* What the exercise asks
Go through the entries and transcribe each one exactly, dropping the pictures.

* Entries taken from a collection
════════════════

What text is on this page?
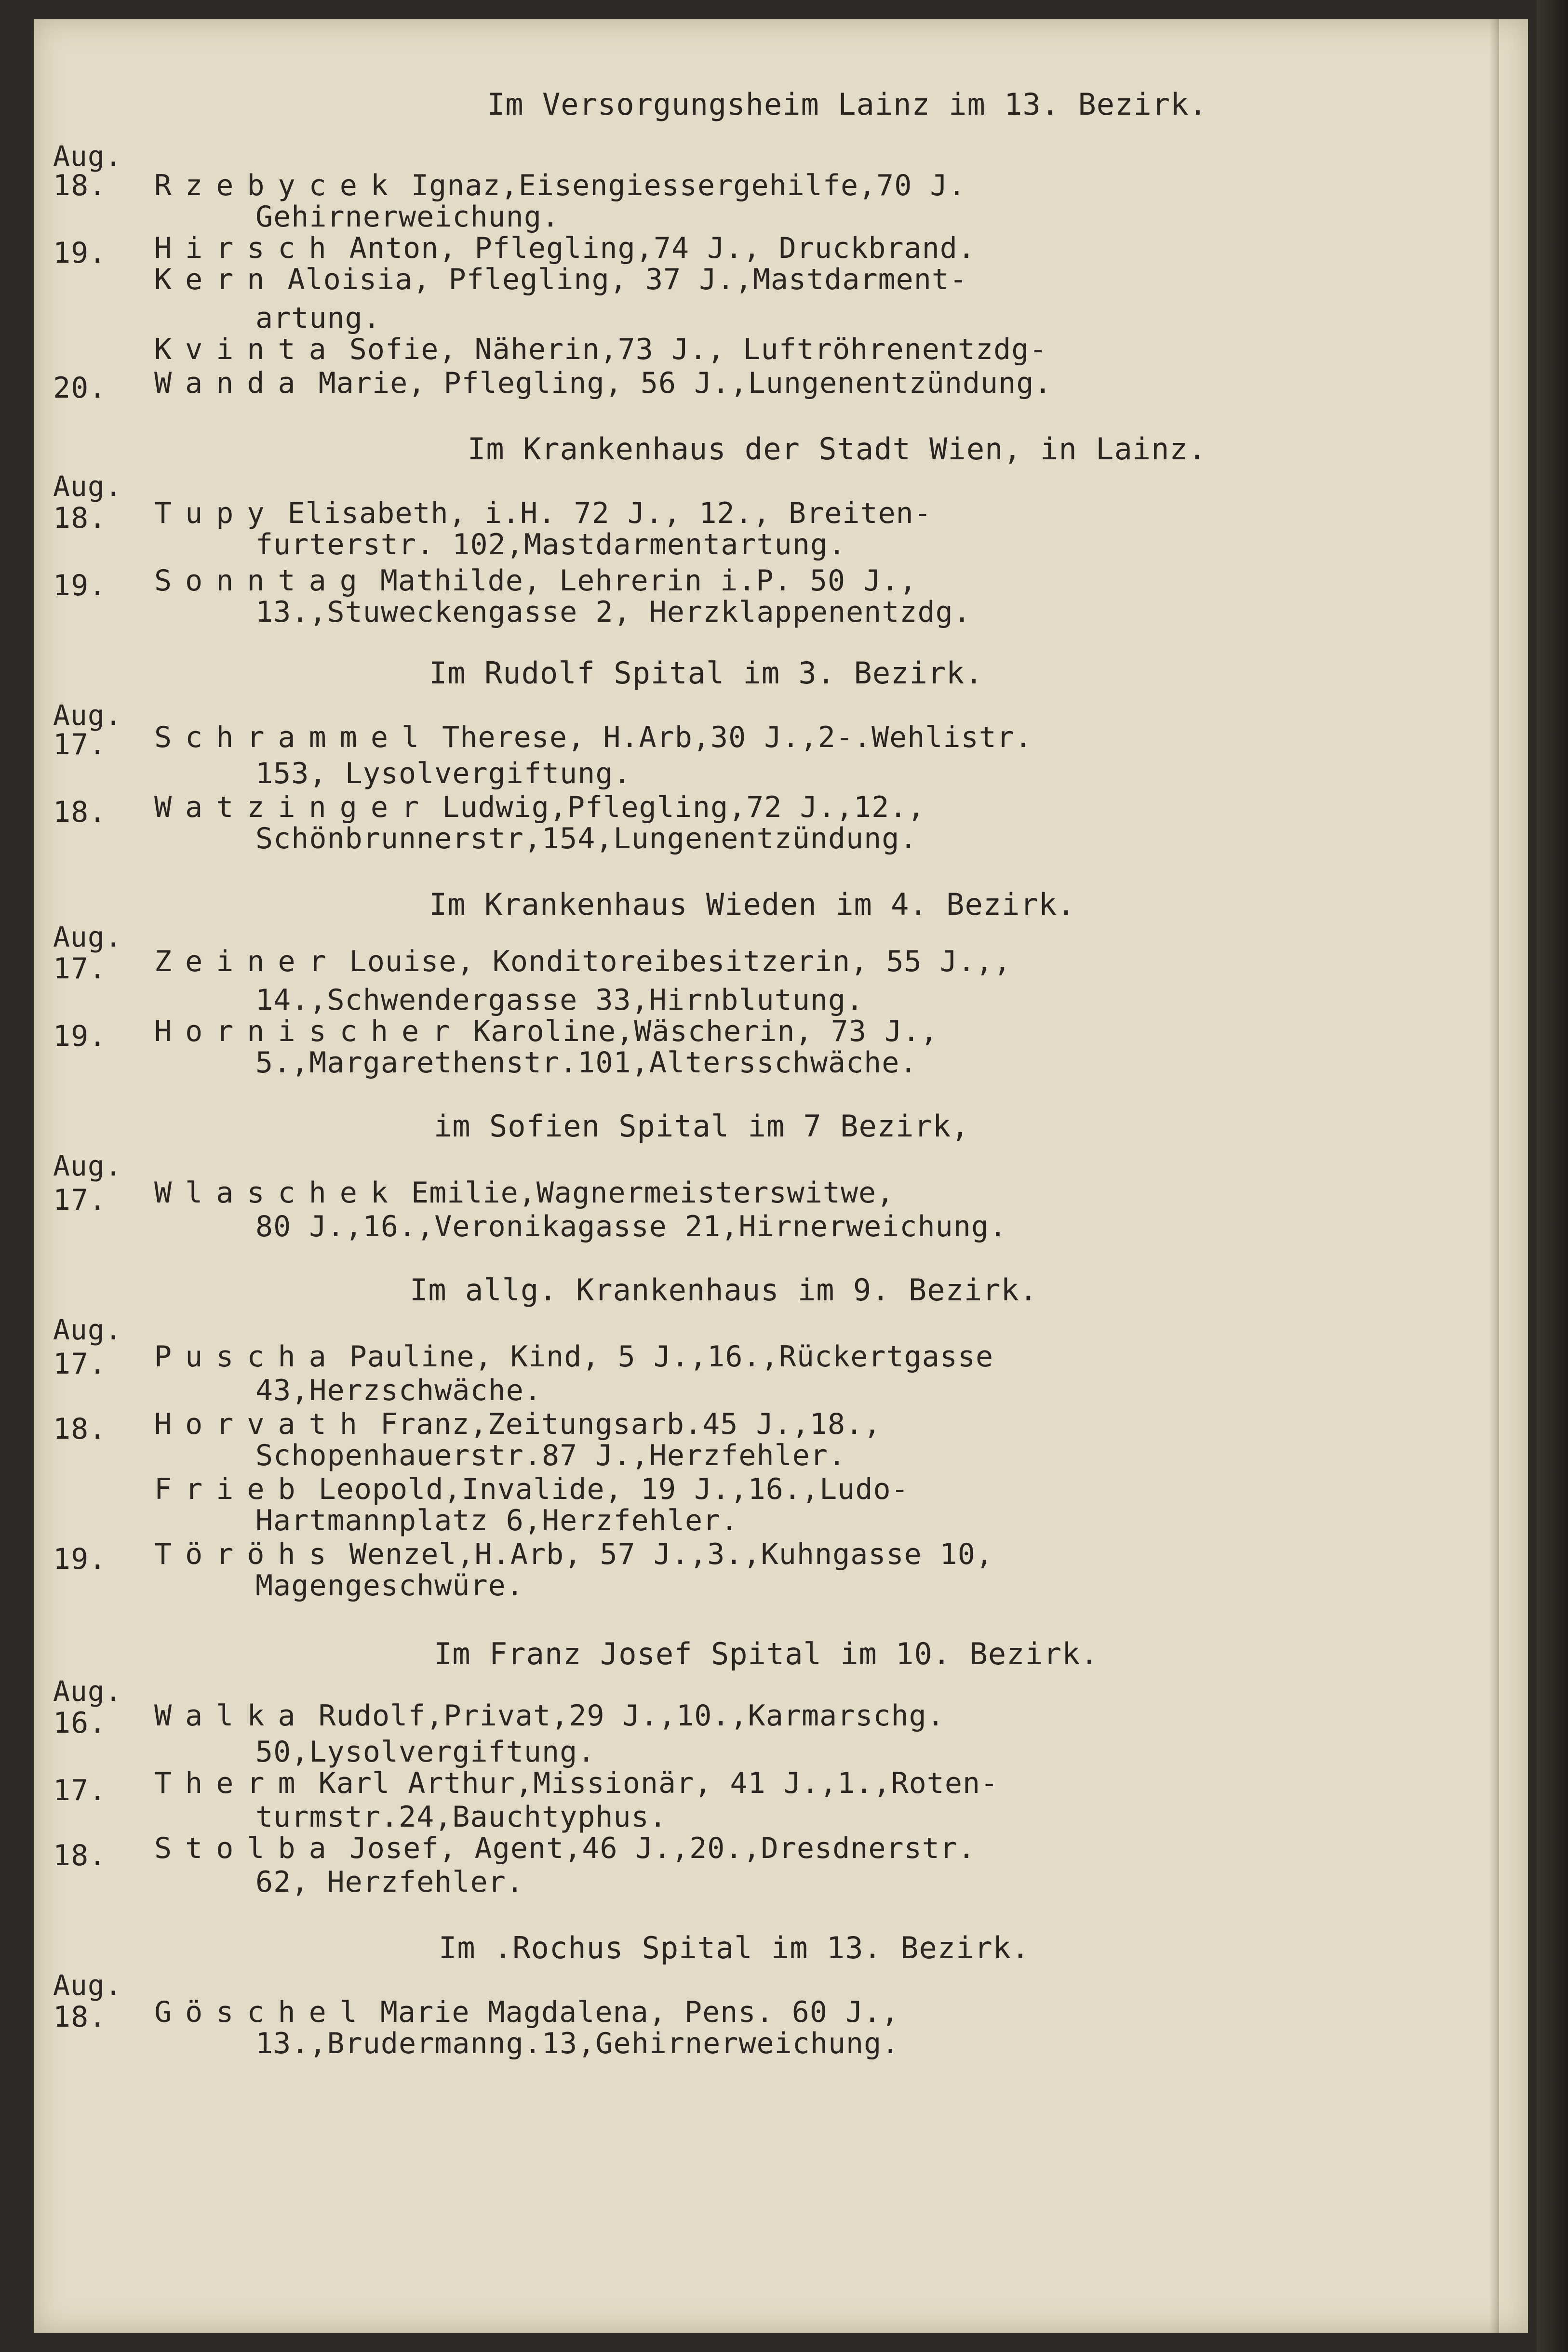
Im Versorgungsheim Lainz im 13. Bezirk.
Aug.
18. Rzebycek Ignaz,Eisengiessergehilfe,70 J.
Gehirnerweichung.
19. Hirsch Anton, Pflegling,74 J., Druckbrand.
Kern Aloisia, Pflegling, 37 J.,Mastdarment-
artung.
Kvinta Sofie, Näherin,73 J., Luftröhrenentzdg-
20. Wanda Marie, Pflegling, 56 J.,Lungenentzündung.
Im Krankenhaus der Stadt Wien, in Lainz.
Aug.
18. Tupy Elisabeth, i.H. 72 J., 12., Breiten-
furterstr. 102,Mastdarmentartung.
19. Sonntag Mathilde, Lehrerin i.P. 50 J.,
13.,Stuweckengasse 2, Herzklappenentzdg.
Im Rudolf Spital im 3. Bezirk.
Aug.
17. Schrammel Therese, H.Arb,30 J.,2-.Wehlistr.
153, Lysolvergiftung.
18. Watzinger Ludwig,Pflegling,72 J.,12.,
Schönbrunnerstr,154,Lungenentzündung.
Im Krankenhaus Wieden im 4. Bezirk.
Aug.
17. Zeiner Louise, Konditoreibesitzerin, 55 J.,,
14.,Schwendergasse 33,Hirnblutung.
19. Hornischer Karoline,Wäscherin, 73 J.,
5.,Margarethenstr.101,Altersschwäche.
im Sofien Spital im 7 Bezirk,
Aug.
17. Wlaschek Emilie,Wagnermeisterswitwe,
80 J.,16.,Veronikagasse 21,Hirnerweichung.
Im allg. Krankenhaus im 9. Bezirk.
Aug.
17. Puscha Pauline, Kind, 5 J.,16.,Rückertgasse
43,Herzschwäche.
18. Horvath Franz,Zeitungsarb.45 J.,18.,
Schopenhauerstr.87 J.,Herzfehler.
Frieb Leopold,Invalide, 19 J.,16.,Ludo-
Hartmannplatz 6,Herzfehler.
19. Töröhs Wenzel,H.Arb, 57 J.,3.,Kuhngasse 10,
Magengeschwüre.
Im Franz Josef Spital im 10. Bezirk.
Aug.
16. Walka Rudolf,Privat,29 J.,10.,Karmarschg.
50,Lysolvergiftung.
17. Therm Karl Arthur,Missionär, 41 J.,1.,Roten-
turmstr.24,Bauchtyphus.
18. Stolba Josef, Agent,46 J.,20.,Dresdnerstr.
62, Herzfehler.
Im .Rochus Spital im 13. Bezirk.
Aug.
18. Göschel Marie Magdalena, Pens. 60 J.,
13.,Brudermanng.13,Gehirnerweichung.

════════════════

* The result
What text is on this page?
Im Versorgungsheim Lainz im 13. Bezirk.
Aug.
18. Rzebycek Ignaz,Eisengiessergehilfe,70 J.
Gehirnerweichung.
19. Hirsch Anton, Pflegling,74 J., Druckbrand.
Kern Aloisia, Pflegling, 37 J.,Mastdarment-
artung.
Kvinta Sofie, Näherin,73 J., Luftröhrenentzdg-
20. Wanda Marie, Pflegling, 56 J.,Lungenentzündung.
Im Krankenhaus der Stadt Wien, in Lainz.
Aug.
18. Tupy Elisabeth, i.H. 72 J., 12., Breiten-
furterstr. 102,Mastdarmentartung.
19. Sonntag Mathilde, Lehrerin i.P. 50 J.,
13.,Stuweckengasse 2, Herzklappenentzdg.
Im Rudolf Spital im 3. Bezirk.
Aug.
17. Schrammel Therese, H.Arb,30 J.,2-.Wehlistr.
153, Lysolvergiftung.
18. Watzinger Ludwig,Pflegling,72 J.,12.,
Schönbrunnerstr,154,Lungenentzündung.
Im Krankenhaus Wieden im 4. Bezirk.
Aug.
17. Zeiner Louise, Konditoreibesitzerin, 55 J.,,
14.,Schwendergasse 33,Hirnblutung.
19. Hornischer Karoline,Wäscherin, 73 J.,
5.,Margarethenstr.101,Altersschwäche.
im Sofien Spital im 7 Bezirk,
Aug.
17. Wlaschek Emilie,Wagnermeisterswitwe,
80 J.,16.,Veronikagasse 21,Hirnerweichung.
Im allg. Krankenhaus im 9. Bezirk.
Aug.
17. Puscha Pauline, Kind, 5 J.,16.,Rückertgasse
43,Herzschwäche.
18. Horvath Franz,Zeitungsarb.45 J.,18.,
Schopenhauerstr.87 J.,Herzfehler.
Frieb Leopold,Invalide, 19 J.,16.,Ludo-
Hartmannplatz 6,Herzfehler.
19. Töröhs Wenzel,H.Arb, 57 J.,3.,Kuhngasse 10,
Magengeschwüre.
Im Franz Josef Spital im 10. Bezirk.
Aug.
16. Walka Rudolf,Privat,29 J.,10.,Karmarschg.
50,Lysolvergiftung.
17. Therm Karl Arthur,Missionär, 41 J.,1.,Roten-
turmstr.24,Bauchtyphus.
18. Stolba Josef, Agent,46 J.,20.,Dresdnerstr.
62, Herzfehler.
Im .Rochus Spital im 13. Bezirk.
Aug.
18. Göschel Marie Magdalena, Pens. 60 J.,
13.,Brudermanng.13,Gehirnerweichung.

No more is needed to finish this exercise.